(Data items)

>> start

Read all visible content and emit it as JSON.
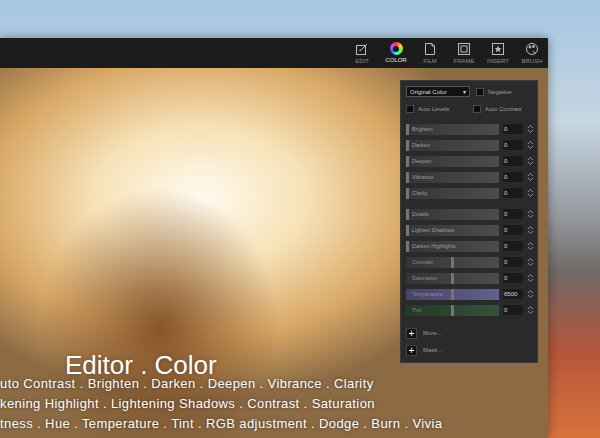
{
  "toolbar": {
    "tabs": [
      {
        "label": "EDIT",
        "selected": false
      },
      {
        "label": "COLOR",
        "selected": true
      },
      {
        "label": "FILM",
        "selected": false
      },
      {
        "label": "FRAME",
        "selected": false
      },
      {
        "label": "INSERT",
        "selected": false
      },
      {
        "label": "BRUSH",
        "selected": false
      }
    ]
  },
  "photo": {
    "title": "Editor . Color",
    "features": [
      "uto Contrast . Brighten . Darken . Deepen . Vibrance . Clarity",
      "kening Highlight . Lightening Shadows . Contrast . Saturation",
      "tness . Hue . Temperature . Tint . RGB adjustment . Dodge . Burn . Vivia"
    ]
  },
  "panel": {
    "preset": {
      "value": "Original Color",
      "arrow": "▾"
    },
    "checkboxes": [
      {
        "label": "Negative",
        "checked": false
      },
      {
        "label": "Auto Levels",
        "checked": false
      },
      {
        "label": "Auto Contrast",
        "checked": false
      }
    ],
    "slider_groups": [
      [
        {
          "label": "Brighten",
          "kind": "slider",
          "level": 0,
          "value": "0"
        },
        {
          "label": "Darken",
          "kind": "slider",
          "level": 0,
          "value": "0"
        },
        {
          "label": "Deepen",
          "kind": "slider",
          "level": 0,
          "value": "0"
        },
        {
          "label": "Vibrance",
          "kind": "slider",
          "level": 0,
          "value": "0"
        },
        {
          "label": "Clarity",
          "kind": "slider",
          "level": 0,
          "value": "0"
        }
      ],
      [
        {
          "label": "Details",
          "kind": "slider",
          "level": 0,
          "value": "0"
        },
        {
          "label": "Lighten Shadows",
          "kind": "slider",
          "level": 0,
          "value": "0"
        },
        {
          "label": "Darken Highlights",
          "kind": "slider",
          "level": 0,
          "value": "0"
        },
        {
          "label": "Contrast",
          "kind": "balance",
          "level": 0.5,
          "value": "0"
        },
        {
          "label": "Saturation",
          "kind": "balance",
          "level": 0.5,
          "value": "0"
        },
        {
          "label": "Temperature",
          "kind": "balance",
          "level": 0.5,
          "value": "6500",
          "color": "#5e5a8c"
        },
        {
          "label": "Tint",
          "kind": "balance",
          "level": 0.5,
          "value": "0",
          "color": "#2f4d35"
        }
      ]
    ],
    "actions": [
      {
        "icon": "+",
        "label": "More..."
      },
      {
        "icon": "+",
        "label": "Mask..."
      }
    ]
  }
}
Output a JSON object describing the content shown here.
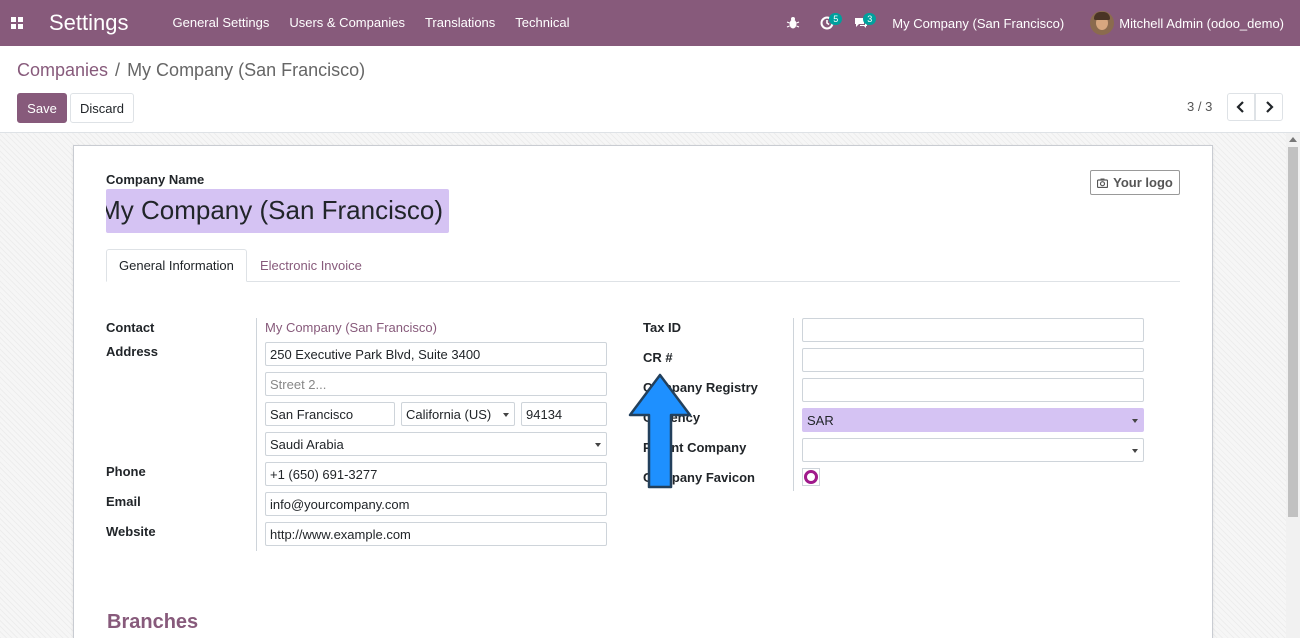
{
  "navbar": {
    "app_name": "Settings",
    "menu": [
      "General Settings",
      "Users & Companies",
      "Translations",
      "Technical"
    ],
    "activity_count": "5",
    "messages_count": "3",
    "company": "My Company (San Francisco)",
    "user": "Mitchell Admin (odoo_demo)"
  },
  "control_panel": {
    "breadcrumb_parent": "Companies",
    "breadcrumb_sep": "/",
    "breadcrumb_current": "My Company (San Francisco)",
    "save_label": "Save",
    "discard_label": "Discard",
    "pager": "3 / 3"
  },
  "form": {
    "company_name_label": "Company Name",
    "company_name": "My Company (San Francisco)",
    "logo_button": "Your logo",
    "tabs": [
      "General Information",
      "Electronic Invoice"
    ],
    "labels": {
      "contact": "Contact",
      "address": "Address",
      "phone": "Phone",
      "email": "Email",
      "website": "Website",
      "tax_id": "Tax ID",
      "cr": "CR #",
      "company_registry": "Company Registry",
      "currency": "Currency",
      "parent_company": "Parent Company",
      "company_favicon": "Company Favicon"
    },
    "contact": "My Company (San Francisco)",
    "street": "250 Executive Park Blvd, Suite 3400",
    "street2_placeholder": "Street 2...",
    "city": "San Francisco",
    "state": "California (US)",
    "zip": "94134",
    "country": "Saudi Arabia",
    "phone": "+1 (650) 691-3277",
    "email": "info@yourcompany.com",
    "website": "http://www.example.com",
    "tax_id": "",
    "cr": "",
    "company_registry": "",
    "currency": "SAR",
    "parent_company": "",
    "branches_title": "Branches"
  },
  "colors": {
    "brand": "#875a7b",
    "highlight": "#d5c3f3",
    "badge": "#00a09d",
    "arrow": "#1e90ff"
  }
}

>> end

» What the exercise asks
Transcribe all the records above word for word, without their images.

» Final result
Read all visible content and emit it as JSON.
{
  "toolbar": {
    "tabs": [
      {
        "label": "EDIT",
        "selected": false
      },
      {
        "label": "COLOR",
        "selected": true
      },
      {
        "label": "FILM",
        "selected": false
      },
      {
        "label": "FRAME",
        "selected": false
      },
      {
        "label": "INSERT",
        "selected": false
      },
      {
        "label": "BRUSH",
        "selected": false
      }
    ]
  },
  "photo": {
    "title": "Editor . Color",
    "features": [
      "uto Contrast . Brighten . Darken . Deepen . Vibrance . Clarity",
      "kening Highlight . Lightening Shadows . Contrast . Saturation",
      "tness . Hue . Temperature . Tint . RGB adjustment . Dodge . Burn . Vivia"
    ]
  },
  "panel": {
    "preset": {
      "value": "Original Color",
      "arrow": "▾"
    },
    "checkboxes": [
      {
        "label": "Negative",
        "checked": false
      },
      {
        "label": "Auto Levels",
        "checked": false
      },
      {
        "label": "Auto Contrast",
        "checked": false
      }
    ],
    "slider_groups": [
      [
        {
          "label": "Brighten",
          "kind": "slider",
          "level": 0,
          "value": "0"
        },
        {
          "label": "Darken",
          "kind": "slider",
          "level": 0,
          "value": "0"
        },
        {
          "label": "Deepen",
          "kind": "slider",
          "level": 0,
          "value": "0"
        },
        {
          "label": "Vibrance",
          "kind": "slider",
          "level": 0,
          "value": "0"
        },
        {
          "label": "Clarity",
          "kind": "slider",
          "level": 0,
          "value": "0"
        }
      ],
      [
        {
          "label": "Details",
          "kind": "slider",
          "level": 0,
          "value": "0"
        },
        {
          "label": "Lighten Shadows",
          "kind": "slider",
          "level": 0,
          "value": "0"
        },
        {
          "label": "Darken Highlights",
          "kind": "slider",
          "level": 0,
          "value": "0"
        },
        {
          "label": "Contrast",
          "kind": "balance",
          "level": 0.5,
          "value": "0"
        },
        {
          "label": "Saturation",
          "kind": "balance",
          "level": 0.5,
          "value": "0"
        },
        {
          "label": "Temperature",
          "kind": "balance",
          "level": 0.5,
          "value": "6500",
          "color": "#5e5a8c"
        },
        {
          "label": "Tint",
          "kind": "balance",
          "level": 0.5,
          "value": "0",
          "color": "#2f4d35"
        }
      ]
    ],
    "actions": [
      {
        "icon": "+",
        "label": "More..."
      },
      {
        "icon": "+",
        "label": "Mask..."
      }
    ]
  }
}
Output a JSON object describing the content shown here.
{
  "navbar": {
    "app_name": "Settings",
    "menu": [
      "General Settings",
      "Users & Companies",
      "Translations",
      "Technical"
    ],
    "activity_count": "5",
    "messages_count": "3",
    "company": "My Company (San Francisco)",
    "user": "Mitchell Admin (odoo_demo)"
  },
  "control_panel": {
    "breadcrumb_parent": "Companies",
    "breadcrumb_sep": "/",
    "breadcrumb_current": "My Company (San Francisco)",
    "save_label": "Save",
    "discard_label": "Discard",
    "pager": "3 / 3"
  },
  "form": {
    "company_name_label": "Company Name",
    "company_name": "My Company (San Francisco)",
    "logo_button": "Your logo",
    "tabs": [
      "General Information",
      "Electronic Invoice"
    ],
    "labels": {
      "contact": "Contact",
      "address": "Address",
      "phone": "Phone",
      "email": "Email",
      "website": "Website",
      "tax_id": "Tax ID",
      "cr": "CR #",
      "company_registry": "Company Registry",
      "currency": "Currency",
      "parent_company": "Parent Company",
      "company_favicon": "Company Favicon"
    },
    "contact": "My Company (San Francisco)",
    "street": "250 Executive Park Blvd, Suite 3400",
    "street2_placeholder": "Street 2...",
    "city": "San Francisco",
    "state": "California (US)",
    "zip": "94134",
    "country": "Saudi Arabia",
    "phone": "+1 (650) 691-3277",
    "email": "info@yourcompany.com",
    "website": "http://www.example.com",
    "tax_id": "",
    "cr": "",
    "company_registry": "",
    "currency": "SAR",
    "parent_company": "",
    "branches_title": "Branches"
  },
  "colors": {
    "brand": "#875a7b",
    "highlight": "#d5c3f3",
    "badge": "#00a09d",
    "arrow": "#1e90ff"
  }
}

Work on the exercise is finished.